= Work to do =
Each line containing the word "Transformation" must be collected.

= Task data =

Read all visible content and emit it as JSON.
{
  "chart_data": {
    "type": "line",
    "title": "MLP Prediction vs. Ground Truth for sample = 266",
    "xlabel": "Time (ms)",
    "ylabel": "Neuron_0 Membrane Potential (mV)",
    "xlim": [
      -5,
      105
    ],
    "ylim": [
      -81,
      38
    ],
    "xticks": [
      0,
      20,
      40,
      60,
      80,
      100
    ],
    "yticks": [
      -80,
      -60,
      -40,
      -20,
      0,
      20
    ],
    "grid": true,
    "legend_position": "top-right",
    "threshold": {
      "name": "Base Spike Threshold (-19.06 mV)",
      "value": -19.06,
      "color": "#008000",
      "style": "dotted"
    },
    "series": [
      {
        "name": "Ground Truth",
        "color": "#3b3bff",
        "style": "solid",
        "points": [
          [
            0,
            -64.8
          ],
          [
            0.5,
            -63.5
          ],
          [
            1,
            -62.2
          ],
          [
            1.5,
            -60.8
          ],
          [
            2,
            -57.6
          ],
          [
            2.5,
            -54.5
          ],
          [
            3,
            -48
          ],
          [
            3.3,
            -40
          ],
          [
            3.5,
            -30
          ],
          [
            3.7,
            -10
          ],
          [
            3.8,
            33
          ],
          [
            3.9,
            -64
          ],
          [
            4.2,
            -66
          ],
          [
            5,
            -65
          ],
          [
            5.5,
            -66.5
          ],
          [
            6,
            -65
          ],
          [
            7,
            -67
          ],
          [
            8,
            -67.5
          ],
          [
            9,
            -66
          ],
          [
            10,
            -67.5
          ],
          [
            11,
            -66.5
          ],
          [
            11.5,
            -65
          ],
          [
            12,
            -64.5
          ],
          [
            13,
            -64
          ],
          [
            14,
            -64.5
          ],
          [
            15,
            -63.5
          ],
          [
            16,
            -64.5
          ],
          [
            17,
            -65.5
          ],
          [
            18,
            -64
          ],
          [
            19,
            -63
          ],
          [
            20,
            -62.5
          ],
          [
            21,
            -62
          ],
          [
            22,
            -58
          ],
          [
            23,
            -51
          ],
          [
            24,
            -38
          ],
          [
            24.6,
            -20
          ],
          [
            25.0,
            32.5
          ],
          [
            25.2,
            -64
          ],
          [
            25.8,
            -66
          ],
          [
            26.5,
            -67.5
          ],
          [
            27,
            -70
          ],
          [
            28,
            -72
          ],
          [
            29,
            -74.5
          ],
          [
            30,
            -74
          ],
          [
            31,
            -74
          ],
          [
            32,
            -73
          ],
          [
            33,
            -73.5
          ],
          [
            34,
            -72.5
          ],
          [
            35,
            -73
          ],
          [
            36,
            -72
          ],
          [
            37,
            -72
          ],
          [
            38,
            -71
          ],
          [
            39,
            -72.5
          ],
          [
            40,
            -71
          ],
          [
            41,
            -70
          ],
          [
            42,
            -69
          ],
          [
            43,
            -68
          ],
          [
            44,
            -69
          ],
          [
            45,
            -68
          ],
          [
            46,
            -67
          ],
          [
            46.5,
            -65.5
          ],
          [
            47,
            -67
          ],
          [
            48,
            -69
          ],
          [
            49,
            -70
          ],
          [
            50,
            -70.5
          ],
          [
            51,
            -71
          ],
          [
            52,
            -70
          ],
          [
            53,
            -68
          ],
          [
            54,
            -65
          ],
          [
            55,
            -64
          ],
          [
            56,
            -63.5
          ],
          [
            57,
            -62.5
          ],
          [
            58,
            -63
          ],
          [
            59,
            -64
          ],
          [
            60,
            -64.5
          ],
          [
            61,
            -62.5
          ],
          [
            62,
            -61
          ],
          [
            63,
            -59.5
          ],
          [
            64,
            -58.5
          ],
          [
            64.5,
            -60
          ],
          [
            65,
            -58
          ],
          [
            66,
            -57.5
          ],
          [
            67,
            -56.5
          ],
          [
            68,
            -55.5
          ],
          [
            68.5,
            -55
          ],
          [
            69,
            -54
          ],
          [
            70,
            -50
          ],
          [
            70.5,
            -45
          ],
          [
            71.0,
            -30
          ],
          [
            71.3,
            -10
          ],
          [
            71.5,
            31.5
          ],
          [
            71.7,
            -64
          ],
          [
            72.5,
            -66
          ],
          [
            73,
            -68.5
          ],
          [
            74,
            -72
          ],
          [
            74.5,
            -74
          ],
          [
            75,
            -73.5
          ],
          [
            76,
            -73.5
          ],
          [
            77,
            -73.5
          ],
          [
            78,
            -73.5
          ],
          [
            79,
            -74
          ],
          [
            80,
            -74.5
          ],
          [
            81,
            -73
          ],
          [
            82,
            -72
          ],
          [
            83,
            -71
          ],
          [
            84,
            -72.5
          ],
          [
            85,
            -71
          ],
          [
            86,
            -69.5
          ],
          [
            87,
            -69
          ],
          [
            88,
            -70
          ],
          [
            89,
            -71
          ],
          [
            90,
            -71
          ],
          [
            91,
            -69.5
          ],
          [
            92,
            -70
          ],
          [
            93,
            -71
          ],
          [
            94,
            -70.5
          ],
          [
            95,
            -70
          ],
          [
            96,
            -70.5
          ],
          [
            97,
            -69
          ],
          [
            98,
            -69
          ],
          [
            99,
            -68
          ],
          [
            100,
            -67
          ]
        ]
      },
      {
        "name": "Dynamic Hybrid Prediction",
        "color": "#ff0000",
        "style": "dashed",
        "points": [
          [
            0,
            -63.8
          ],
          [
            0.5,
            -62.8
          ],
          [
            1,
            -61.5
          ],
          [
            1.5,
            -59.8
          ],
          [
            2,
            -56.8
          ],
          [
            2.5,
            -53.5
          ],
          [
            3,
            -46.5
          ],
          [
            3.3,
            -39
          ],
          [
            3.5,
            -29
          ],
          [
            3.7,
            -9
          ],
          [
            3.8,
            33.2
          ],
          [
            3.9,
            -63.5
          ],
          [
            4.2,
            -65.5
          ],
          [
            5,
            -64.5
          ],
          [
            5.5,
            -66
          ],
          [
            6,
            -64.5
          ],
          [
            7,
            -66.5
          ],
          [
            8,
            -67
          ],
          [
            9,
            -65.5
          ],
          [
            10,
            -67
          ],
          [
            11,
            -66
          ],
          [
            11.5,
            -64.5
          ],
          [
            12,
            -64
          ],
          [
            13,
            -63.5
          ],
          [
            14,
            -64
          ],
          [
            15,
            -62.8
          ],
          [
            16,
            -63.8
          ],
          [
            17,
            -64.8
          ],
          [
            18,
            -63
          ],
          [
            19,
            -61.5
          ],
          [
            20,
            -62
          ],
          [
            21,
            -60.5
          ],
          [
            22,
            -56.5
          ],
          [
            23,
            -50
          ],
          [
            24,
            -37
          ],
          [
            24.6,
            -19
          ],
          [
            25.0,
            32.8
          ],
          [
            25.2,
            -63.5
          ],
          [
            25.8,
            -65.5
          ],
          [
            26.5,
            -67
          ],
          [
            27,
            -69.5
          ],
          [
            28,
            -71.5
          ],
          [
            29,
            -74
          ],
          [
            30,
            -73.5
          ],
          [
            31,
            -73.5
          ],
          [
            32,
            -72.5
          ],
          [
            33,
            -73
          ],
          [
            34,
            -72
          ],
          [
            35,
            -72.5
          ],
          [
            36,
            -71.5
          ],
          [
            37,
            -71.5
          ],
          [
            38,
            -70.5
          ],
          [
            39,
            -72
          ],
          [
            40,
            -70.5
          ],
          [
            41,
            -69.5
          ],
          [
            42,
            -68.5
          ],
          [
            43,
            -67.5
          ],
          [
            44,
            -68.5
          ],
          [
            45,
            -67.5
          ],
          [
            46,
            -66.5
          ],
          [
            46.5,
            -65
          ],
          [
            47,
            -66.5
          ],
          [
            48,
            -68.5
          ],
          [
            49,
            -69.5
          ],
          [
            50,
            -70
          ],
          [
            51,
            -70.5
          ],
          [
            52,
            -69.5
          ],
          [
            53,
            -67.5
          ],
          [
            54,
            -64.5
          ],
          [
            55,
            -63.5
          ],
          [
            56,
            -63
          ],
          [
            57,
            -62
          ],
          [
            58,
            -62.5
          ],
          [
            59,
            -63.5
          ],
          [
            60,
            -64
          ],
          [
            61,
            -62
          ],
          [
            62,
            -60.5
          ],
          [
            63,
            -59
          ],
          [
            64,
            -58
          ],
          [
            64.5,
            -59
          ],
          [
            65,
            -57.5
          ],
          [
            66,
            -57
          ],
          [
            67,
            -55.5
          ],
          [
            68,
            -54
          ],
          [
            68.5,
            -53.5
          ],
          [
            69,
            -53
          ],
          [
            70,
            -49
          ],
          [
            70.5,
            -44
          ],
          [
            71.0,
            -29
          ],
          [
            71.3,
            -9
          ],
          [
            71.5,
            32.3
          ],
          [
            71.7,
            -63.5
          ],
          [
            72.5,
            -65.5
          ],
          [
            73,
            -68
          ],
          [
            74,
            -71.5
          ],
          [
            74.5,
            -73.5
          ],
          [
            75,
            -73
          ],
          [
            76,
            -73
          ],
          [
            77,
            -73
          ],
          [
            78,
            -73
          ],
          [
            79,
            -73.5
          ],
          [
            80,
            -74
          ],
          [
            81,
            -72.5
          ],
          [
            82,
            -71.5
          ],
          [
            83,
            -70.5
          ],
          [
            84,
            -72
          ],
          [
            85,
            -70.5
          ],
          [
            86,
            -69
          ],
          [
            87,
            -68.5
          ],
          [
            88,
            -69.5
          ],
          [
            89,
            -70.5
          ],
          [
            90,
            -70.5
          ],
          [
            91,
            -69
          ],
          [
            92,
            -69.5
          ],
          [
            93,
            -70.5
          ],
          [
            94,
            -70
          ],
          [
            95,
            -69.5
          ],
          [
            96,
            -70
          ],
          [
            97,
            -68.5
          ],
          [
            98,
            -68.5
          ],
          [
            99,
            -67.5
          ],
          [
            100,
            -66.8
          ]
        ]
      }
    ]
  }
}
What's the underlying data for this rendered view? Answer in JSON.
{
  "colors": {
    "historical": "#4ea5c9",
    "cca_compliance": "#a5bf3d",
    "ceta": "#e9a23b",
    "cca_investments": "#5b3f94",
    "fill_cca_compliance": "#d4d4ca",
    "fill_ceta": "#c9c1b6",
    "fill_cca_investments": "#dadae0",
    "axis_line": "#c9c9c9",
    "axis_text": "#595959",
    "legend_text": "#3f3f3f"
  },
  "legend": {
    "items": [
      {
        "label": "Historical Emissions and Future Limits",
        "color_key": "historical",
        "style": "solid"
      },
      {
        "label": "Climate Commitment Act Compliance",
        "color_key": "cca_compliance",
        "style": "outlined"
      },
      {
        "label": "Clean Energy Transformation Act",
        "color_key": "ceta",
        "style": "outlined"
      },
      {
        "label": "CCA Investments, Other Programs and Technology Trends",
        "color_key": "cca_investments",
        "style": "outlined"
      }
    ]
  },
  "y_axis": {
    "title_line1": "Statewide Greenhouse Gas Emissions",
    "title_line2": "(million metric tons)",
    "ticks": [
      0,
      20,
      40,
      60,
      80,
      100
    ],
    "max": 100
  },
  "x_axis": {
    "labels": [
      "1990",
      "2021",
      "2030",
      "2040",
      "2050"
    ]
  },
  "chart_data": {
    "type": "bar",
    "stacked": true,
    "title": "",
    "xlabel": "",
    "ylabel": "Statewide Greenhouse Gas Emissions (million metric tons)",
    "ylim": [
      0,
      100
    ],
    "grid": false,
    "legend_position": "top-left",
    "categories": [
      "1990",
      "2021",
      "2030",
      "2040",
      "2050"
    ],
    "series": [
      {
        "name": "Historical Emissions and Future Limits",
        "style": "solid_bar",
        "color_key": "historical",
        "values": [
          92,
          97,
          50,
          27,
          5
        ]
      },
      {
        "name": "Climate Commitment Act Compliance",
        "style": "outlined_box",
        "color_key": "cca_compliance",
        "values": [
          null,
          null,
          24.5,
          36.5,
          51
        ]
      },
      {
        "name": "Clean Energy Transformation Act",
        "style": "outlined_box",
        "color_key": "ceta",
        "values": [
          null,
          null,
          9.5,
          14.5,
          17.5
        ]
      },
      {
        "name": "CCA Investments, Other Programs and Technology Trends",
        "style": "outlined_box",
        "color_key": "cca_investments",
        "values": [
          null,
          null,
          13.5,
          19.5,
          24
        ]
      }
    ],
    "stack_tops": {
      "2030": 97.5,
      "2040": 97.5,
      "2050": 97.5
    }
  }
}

= Written response =
        "label": "Clean Energy Transformation Act",
        "name": "Clean Energy Transformation Act",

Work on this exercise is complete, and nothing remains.